Please copy every line of the records below that holds the word "Stację".

(Dataset entries)

☆ ☆ ☆ ☆ ☆ ☆ ☆

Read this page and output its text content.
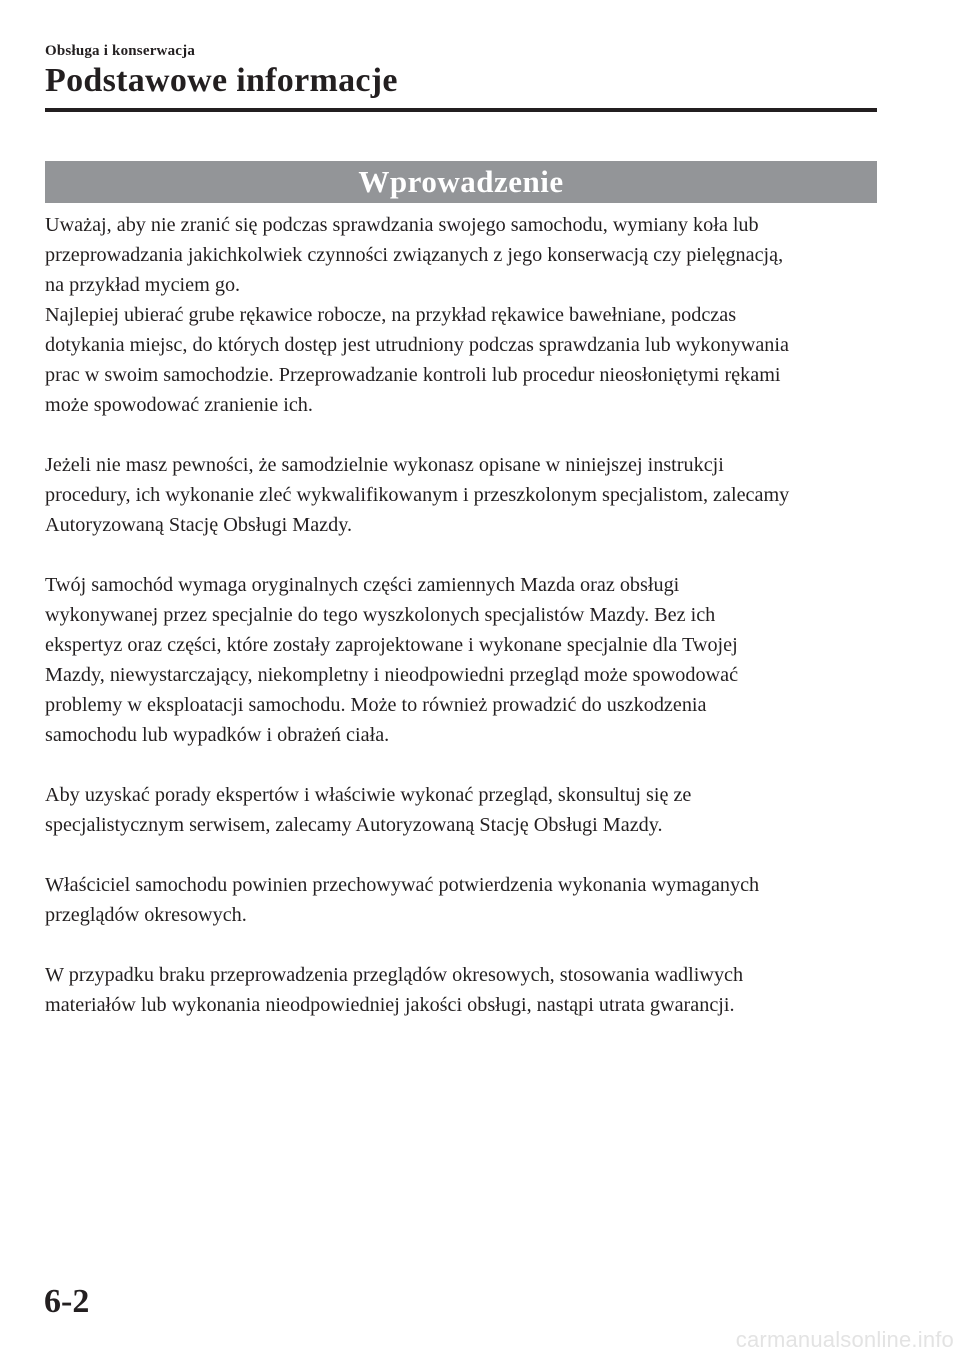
Obsługa i konserwacja
Podstawowe informacje
Wprowadzenie

Uważaj, aby nie zranić się podczas sprawdzania swojego samochodu, wymiany koła lub
przeprowadzania jakichkolwiek czynności związanych z jego konserwacją czy pielęgnacją,
na przykład myciem go.

Najlepiej ubierać grube rękawice robocze, na przykład rękawice bawełniane, podczas
dotykania miejsc, do których dostęp jest utrudniony podczas sprawdzania lub wykonywania
prac w swoim samochodzie. Przeprowadzanie kontroli lub procedur nieosłoniętymi rękami
może spowodować zranienie ich.

Jeżeli nie masz pewności, że samodzielnie wykonasz opisane w niniejszej instrukcji
procedury, ich wykonanie zleć wykwalifikowanym i przeszkolonym specjalistom, zalecamy
Autoryzowaną Stację Obsługi Mazdy.

Twój samochód wymaga oryginalnych części zamiennych Mazda oraz obsługi
wykonywanej przez specjalnie do tego wyszkolonych specjalistów Mazdy. Bez ich
ekspertyz oraz części, które zostały zaprojektowane i wykonane specjalnie dla Twojej
Mazdy, niewystarczający, niekompletny i nieodpowiedni przegląd może spowodować
problemy w eksploatacji samochodu. Może to również prowadzić do uszkodzenia
samochodu lub wypadków i obrażeń ciała.

Aby uzyskać porady ekspertów i właściwie wykonać przegląd, skonsultuj się ze
specjalistycznym serwisem, zalecamy Autoryzowaną Stację Obsługi Mazdy.

Właściciel samochodu powinien przechowywać potwierdzenia wykonania wymaganych
przeglądów okresowych.

W przypadku braku przeprowadzenia przeglądów okresowych, stosowania wadliwych
materiałów lub wykonania nieodpowiedniej jakości obsługi, nastąpi utrata gwarancji.

6-2
carmanualsonline.info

☆ ☆ ☆ ☆ ☆ ☆ ☆

- **WRITTEN ANSWER**:
Autoryzowaną Stację Obsługi Mazdy.
specjalistycznym serwisem, zalecamy Autoryzowaną Stację Obsługi Mazdy.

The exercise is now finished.